## What to produce
Among the entries, which lines carry the string "Bronze"? Copy each of them.

+++ Provided data

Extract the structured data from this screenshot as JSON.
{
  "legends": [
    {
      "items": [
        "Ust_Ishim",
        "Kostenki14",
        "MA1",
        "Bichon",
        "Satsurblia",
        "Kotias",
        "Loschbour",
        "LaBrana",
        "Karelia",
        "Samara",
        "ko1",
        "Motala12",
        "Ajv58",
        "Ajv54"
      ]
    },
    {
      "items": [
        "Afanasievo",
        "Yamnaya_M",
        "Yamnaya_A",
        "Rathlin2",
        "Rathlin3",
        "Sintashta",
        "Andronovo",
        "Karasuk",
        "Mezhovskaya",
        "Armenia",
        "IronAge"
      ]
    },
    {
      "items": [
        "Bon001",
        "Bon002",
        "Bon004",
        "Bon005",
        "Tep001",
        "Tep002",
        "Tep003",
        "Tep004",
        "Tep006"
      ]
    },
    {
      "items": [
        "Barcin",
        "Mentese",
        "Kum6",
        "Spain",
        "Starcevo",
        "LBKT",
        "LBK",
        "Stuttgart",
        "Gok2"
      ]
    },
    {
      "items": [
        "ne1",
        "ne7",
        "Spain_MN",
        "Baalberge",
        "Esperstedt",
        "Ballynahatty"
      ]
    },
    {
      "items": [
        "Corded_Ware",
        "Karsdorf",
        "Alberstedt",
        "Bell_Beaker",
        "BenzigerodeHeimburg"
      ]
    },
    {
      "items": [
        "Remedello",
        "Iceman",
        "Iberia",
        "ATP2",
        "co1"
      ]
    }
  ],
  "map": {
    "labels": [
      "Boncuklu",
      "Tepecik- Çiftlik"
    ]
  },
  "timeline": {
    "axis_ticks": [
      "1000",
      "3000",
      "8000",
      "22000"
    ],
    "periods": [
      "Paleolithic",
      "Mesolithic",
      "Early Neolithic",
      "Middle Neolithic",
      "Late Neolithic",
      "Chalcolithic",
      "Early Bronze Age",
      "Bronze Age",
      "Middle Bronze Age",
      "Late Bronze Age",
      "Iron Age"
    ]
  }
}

++++++

## Written answer
      "Early Bronze Age",
      "Bronze Age",
      "Middle Bronze Age",
      "Late Bronze Age",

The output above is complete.